## TASK OBJECTIVE
An exact reproduction of the records is required, with all images left out.

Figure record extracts
****************
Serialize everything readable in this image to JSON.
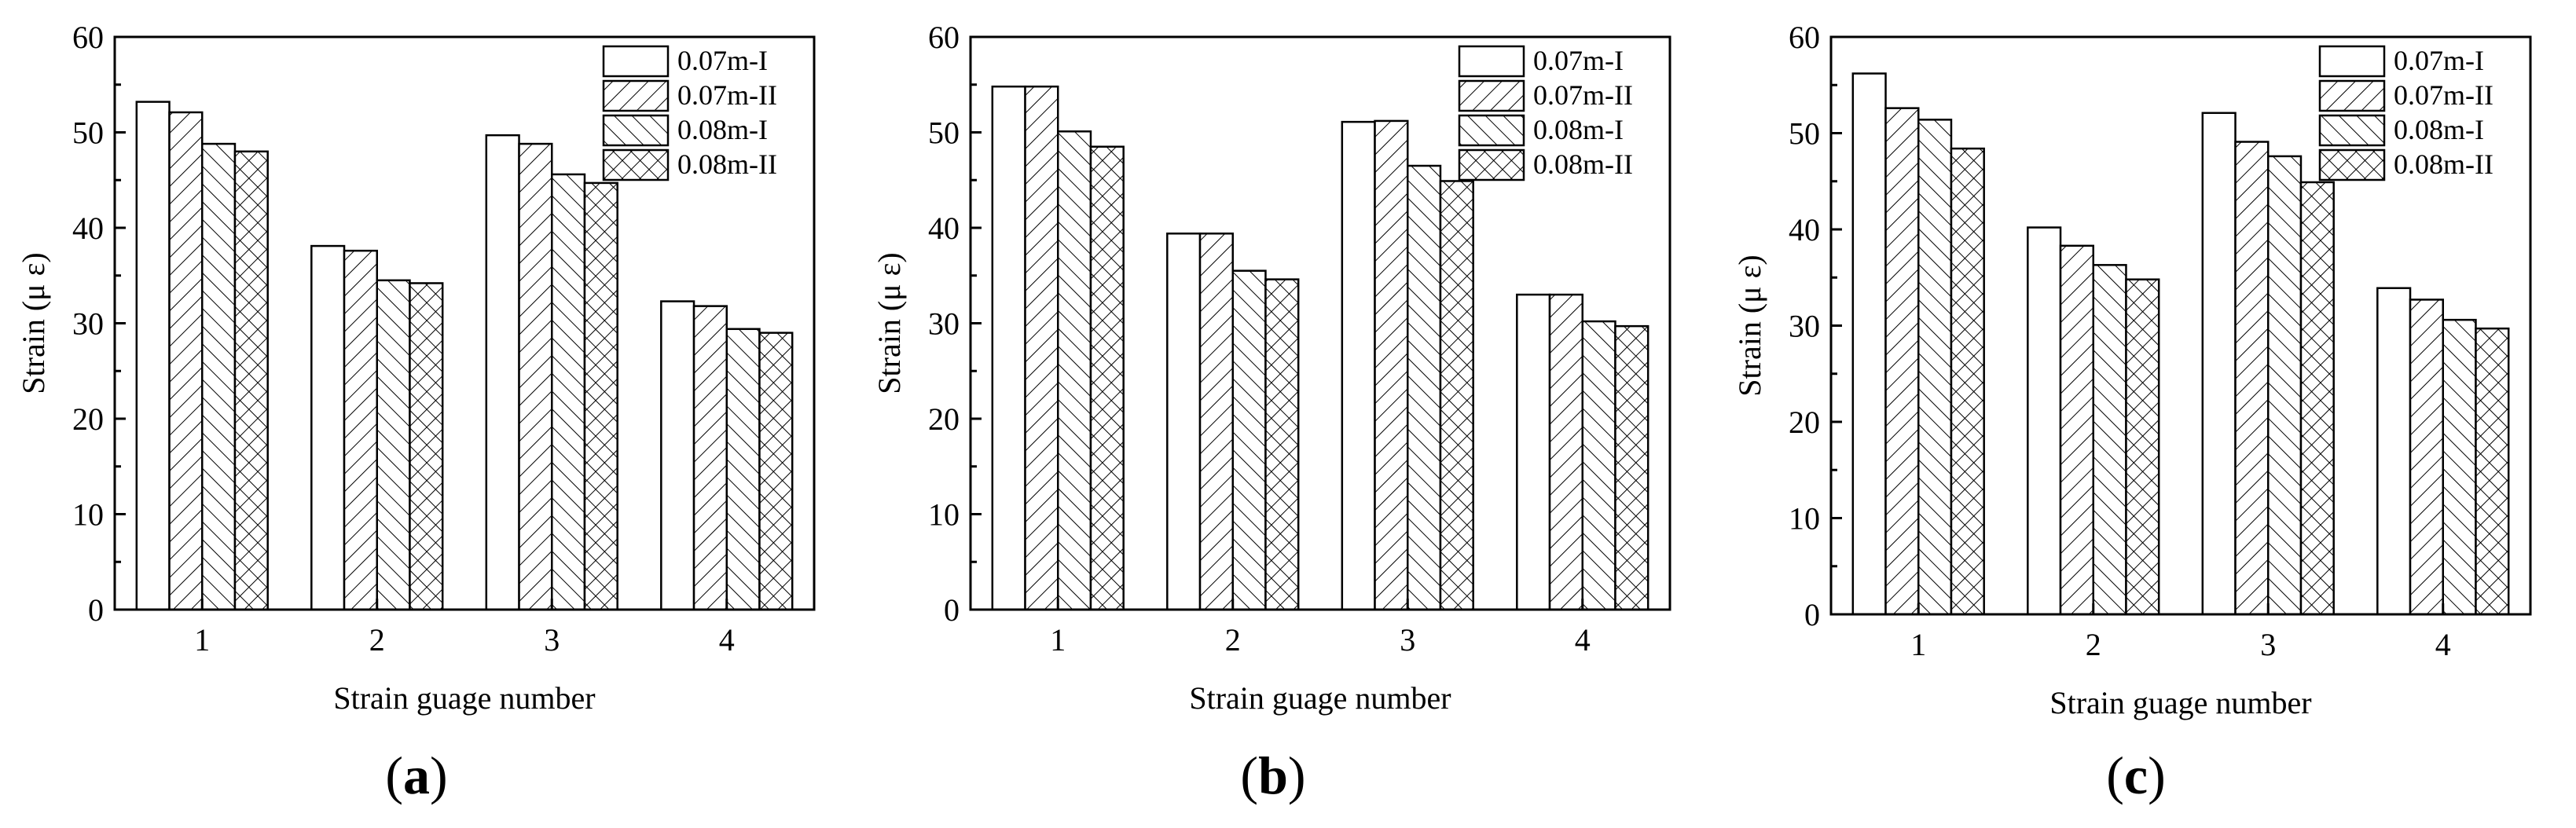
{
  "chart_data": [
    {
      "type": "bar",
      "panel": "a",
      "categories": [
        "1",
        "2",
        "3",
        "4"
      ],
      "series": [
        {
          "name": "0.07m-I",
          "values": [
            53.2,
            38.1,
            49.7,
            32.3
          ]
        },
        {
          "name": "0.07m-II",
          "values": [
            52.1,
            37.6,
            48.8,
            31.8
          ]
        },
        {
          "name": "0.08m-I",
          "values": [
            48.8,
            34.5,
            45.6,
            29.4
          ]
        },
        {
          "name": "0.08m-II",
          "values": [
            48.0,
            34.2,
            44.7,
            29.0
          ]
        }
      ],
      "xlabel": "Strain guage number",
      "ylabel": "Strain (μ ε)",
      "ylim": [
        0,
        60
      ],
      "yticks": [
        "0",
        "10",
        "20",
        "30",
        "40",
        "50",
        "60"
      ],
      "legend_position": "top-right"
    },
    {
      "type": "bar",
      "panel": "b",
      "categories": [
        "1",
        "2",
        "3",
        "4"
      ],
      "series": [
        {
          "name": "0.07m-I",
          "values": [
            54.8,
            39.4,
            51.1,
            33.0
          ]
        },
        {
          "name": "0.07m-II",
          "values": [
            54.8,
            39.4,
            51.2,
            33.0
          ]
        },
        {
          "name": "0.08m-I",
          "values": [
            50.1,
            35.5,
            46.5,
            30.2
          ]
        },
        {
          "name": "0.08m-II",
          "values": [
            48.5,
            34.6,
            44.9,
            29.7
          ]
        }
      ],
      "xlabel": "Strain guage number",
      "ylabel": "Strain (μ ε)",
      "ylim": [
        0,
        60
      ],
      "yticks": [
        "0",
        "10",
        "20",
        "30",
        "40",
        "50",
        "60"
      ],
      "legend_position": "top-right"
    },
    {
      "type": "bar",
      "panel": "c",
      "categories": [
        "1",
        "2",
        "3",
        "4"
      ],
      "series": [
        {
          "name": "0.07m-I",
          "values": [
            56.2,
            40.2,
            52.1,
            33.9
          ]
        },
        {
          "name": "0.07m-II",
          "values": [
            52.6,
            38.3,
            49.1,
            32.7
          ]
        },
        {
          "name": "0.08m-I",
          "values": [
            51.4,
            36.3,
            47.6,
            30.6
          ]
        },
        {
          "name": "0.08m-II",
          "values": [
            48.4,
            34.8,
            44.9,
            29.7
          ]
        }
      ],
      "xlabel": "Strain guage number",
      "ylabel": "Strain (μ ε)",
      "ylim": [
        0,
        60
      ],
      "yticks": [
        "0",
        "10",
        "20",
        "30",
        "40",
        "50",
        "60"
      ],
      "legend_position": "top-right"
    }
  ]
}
****************
## RESULT OF THIS TASK
Serialize everything readable in this image to JSON.
{
  "chart_data": [
    {
      "type": "bar",
      "panel": "a",
      "categories": [
        "1",
        "2",
        "3",
        "4"
      ],
      "series": [
        {
          "name": "0.07m-I",
          "values": [
            53.2,
            38.1,
            49.7,
            32.3
          ]
        },
        {
          "name": "0.07m-II",
          "values": [
            52.1,
            37.6,
            48.8,
            31.8
          ]
        },
        {
          "name": "0.08m-I",
          "values": [
            48.8,
            34.5,
            45.6,
            29.4
          ]
        },
        {
          "name": "0.08m-II",
          "values": [
            48.0,
            34.2,
            44.7,
            29.0
          ]
        }
      ],
      "xlabel": "Strain guage number",
      "ylabel": "Strain (μ ε)",
      "ylim": [
        0,
        60
      ],
      "yticks": [
        "0",
        "10",
        "20",
        "30",
        "40",
        "50",
        "60"
      ],
      "legend_position": "top-right"
    },
    {
      "type": "bar",
      "panel": "b",
      "categories": [
        "1",
        "2",
        "3",
        "4"
      ],
      "series": [
        {
          "name": "0.07m-I",
          "values": [
            54.8,
            39.4,
            51.1,
            33.0
          ]
        },
        {
          "name": "0.07m-II",
          "values": [
            54.8,
            39.4,
            51.2,
            33.0
          ]
        },
        {
          "name": "0.08m-I",
          "values": [
            50.1,
            35.5,
            46.5,
            30.2
          ]
        },
        {
          "name": "0.08m-II",
          "values": [
            48.5,
            34.6,
            44.9,
            29.7
          ]
        }
      ],
      "xlabel": "Strain guage number",
      "ylabel": "Strain (μ ε)",
      "ylim": [
        0,
        60
      ],
      "yticks": [
        "0",
        "10",
        "20",
        "30",
        "40",
        "50",
        "60"
      ],
      "legend_position": "top-right"
    },
    {
      "type": "bar",
      "panel": "c",
      "categories": [
        "1",
        "2",
        "3",
        "4"
      ],
      "series": [
        {
          "name": "0.07m-I",
          "values": [
            56.2,
            40.2,
            52.1,
            33.9
          ]
        },
        {
          "name": "0.07m-II",
          "values": [
            52.6,
            38.3,
            49.1,
            32.7
          ]
        },
        {
          "name": "0.08m-I",
          "values": [
            51.4,
            36.3,
            47.6,
            30.6
          ]
        },
        {
          "name": "0.08m-II",
          "values": [
            48.4,
            34.8,
            44.9,
            29.7
          ]
        }
      ],
      "xlabel": "Strain guage number",
      "ylabel": "Strain (μ ε)",
      "ylim": [
        0,
        60
      ],
      "yticks": [
        "0",
        "10",
        "20",
        "30",
        "40",
        "50",
        "60"
      ],
      "legend_position": "top-right"
    }
  ]
}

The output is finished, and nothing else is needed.